#### Reading passage

She explains: “Someone dared me to write one thousand things I loved, and I took up this dare and all through the day I was jotting down things, and I was really counting all the ways that he loved me – all the ways that he was kind – and realised that you can’t simultaneously be anxious while you’re being grateful. Perfect love casts out all fear, so gratitude began to radically transform my life.”
She says her follow-up books, The Broken Way and The Way of Abundance, are looking at two sides of the same coin.
“That’s the way of the abundance – it’s an upside-down kingdom; that is, when you live a cruciform life, broken and given out to the world, we paradoxically are given the most joy,” she says.
“So for me it’s participating in the sufferings of Christ by living a cruciform life and seeing all of his gifts and goodness – a gift never stops being a gift, it’s meant to be given and passed on into the world – and I think sometimes in our pain and suffering we can get insular and we just want to take the goodness and hold on to it and that doesn’t heal us.
“If we can take the gifts and pass them on to the world, we come alongside the wounded healer and become part of the healing of the world and healing our own brokenness. And that’s my own story, that as I contemplated the gifts of Christ, I became an activist to pass on these gifts. And that has healed so much of my own brokenness.”

########

# What you have to do
Could you give the interview excerpt again, everything from "She says her" down to "doesn’t heal us.", swapping "cruciform" for "cross-shaped"? The entries aren't needed for this.

#### Entries shown

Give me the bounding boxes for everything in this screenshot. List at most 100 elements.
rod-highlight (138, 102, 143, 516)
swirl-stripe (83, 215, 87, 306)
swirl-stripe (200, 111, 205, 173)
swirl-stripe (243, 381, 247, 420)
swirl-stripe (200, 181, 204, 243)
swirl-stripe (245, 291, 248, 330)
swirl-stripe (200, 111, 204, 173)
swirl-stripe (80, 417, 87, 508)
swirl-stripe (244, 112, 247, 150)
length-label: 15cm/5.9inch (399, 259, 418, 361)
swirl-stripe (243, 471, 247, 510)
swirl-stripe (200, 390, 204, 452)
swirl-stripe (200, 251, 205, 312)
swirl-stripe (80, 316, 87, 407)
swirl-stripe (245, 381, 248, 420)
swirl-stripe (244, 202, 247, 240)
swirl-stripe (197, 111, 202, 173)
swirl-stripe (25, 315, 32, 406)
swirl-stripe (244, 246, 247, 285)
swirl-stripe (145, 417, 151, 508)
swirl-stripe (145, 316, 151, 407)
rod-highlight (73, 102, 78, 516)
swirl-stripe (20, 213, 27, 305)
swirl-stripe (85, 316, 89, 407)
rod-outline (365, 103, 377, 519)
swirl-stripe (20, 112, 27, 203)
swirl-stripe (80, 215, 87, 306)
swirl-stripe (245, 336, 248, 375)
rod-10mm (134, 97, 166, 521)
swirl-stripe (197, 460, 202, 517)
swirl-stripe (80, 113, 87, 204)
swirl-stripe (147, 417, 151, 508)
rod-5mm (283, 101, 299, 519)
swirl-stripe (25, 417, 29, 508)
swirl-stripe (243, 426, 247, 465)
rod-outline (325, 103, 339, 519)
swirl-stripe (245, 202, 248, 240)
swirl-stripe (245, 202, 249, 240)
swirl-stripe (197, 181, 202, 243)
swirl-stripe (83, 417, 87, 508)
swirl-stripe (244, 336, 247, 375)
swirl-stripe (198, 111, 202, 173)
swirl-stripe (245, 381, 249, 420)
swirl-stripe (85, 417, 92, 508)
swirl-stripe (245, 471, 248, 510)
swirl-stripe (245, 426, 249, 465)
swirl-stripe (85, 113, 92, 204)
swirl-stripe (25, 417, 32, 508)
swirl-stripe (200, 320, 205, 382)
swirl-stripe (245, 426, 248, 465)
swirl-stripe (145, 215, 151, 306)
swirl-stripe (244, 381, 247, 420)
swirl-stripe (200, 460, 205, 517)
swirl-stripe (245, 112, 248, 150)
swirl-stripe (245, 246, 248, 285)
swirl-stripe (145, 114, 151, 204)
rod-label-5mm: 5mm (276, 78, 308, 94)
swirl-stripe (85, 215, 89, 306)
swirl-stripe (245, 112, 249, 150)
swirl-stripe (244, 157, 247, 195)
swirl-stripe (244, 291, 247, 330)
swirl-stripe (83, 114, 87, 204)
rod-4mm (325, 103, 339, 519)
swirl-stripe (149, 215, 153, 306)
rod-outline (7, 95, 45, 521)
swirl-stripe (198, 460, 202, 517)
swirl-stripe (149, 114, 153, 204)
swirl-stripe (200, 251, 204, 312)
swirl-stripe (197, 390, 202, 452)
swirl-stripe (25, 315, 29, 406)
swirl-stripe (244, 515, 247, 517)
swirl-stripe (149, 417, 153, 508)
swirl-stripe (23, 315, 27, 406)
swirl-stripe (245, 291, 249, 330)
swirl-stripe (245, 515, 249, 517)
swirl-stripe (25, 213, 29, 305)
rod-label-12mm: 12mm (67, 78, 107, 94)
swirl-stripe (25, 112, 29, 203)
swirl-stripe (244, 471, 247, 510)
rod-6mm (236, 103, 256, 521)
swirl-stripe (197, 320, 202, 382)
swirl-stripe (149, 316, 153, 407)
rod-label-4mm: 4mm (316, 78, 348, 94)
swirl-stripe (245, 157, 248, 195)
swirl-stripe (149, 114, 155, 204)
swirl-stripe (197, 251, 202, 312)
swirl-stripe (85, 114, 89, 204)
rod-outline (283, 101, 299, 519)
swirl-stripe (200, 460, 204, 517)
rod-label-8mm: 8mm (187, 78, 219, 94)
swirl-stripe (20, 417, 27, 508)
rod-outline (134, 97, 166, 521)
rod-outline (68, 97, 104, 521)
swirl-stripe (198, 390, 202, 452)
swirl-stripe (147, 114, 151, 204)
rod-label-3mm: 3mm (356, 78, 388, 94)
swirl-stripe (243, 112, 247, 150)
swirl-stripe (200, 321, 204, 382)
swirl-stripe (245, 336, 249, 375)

########

# Answer
She says her follow-up books, The Broken Way and The Way of Abundance, are looking at two sides of the same coin.
“That’s the way of the abundance – it’s an upside-down kingdom; that is, when you live a cross-shaped life, broken and given out to the world, we paradoxically are given the most joy,” she says.
“So for me it’s participating in the sufferings of Christ by living a cross-shaped life and seeing all of his gifts and goodness – a gift never stops being a gift, it’s meant to be given and passed on into the world – and I think sometimes in our pain and suffering we can get insular and we just want to take the goodness and hold on to it and that doesn’t heal us.